Copy every line in which the string "data" occurs.

--- PROVIDED RECORDS ---

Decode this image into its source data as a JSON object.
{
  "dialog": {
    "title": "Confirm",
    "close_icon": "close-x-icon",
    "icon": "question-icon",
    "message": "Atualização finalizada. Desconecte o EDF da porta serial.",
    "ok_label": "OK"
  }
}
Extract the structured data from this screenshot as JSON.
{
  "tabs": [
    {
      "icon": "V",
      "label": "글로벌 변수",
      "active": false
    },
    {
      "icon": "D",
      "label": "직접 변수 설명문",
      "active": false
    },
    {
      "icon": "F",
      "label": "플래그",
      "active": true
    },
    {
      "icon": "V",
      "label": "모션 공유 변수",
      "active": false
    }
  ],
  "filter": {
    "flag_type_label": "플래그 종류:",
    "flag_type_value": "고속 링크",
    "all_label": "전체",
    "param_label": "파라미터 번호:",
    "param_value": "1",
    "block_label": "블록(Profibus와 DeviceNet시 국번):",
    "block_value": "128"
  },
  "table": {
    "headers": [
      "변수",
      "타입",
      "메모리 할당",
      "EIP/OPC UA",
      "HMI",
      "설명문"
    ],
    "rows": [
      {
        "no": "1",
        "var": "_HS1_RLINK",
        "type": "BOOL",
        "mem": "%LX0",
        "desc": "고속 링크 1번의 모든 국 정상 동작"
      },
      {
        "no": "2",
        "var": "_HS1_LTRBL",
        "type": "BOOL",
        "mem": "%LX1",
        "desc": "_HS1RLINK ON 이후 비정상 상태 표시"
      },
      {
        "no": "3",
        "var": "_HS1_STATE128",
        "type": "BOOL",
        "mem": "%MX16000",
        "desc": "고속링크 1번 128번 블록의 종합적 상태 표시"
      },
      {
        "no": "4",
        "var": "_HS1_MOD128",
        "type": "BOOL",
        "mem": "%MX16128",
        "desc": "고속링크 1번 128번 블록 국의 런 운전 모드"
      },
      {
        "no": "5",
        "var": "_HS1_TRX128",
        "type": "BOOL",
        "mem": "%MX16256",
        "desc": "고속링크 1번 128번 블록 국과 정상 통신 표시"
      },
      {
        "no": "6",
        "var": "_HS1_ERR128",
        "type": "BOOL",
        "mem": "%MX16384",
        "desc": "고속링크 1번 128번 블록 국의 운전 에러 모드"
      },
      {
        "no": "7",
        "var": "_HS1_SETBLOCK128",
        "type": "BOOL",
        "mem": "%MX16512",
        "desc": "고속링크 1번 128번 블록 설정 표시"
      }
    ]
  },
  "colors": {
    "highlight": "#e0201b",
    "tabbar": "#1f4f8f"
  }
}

---

● **RESULT FOR THIS TASK**:
Decode this image into its source data as a JSON object.
Extract the structured data from this screenshot as JSON.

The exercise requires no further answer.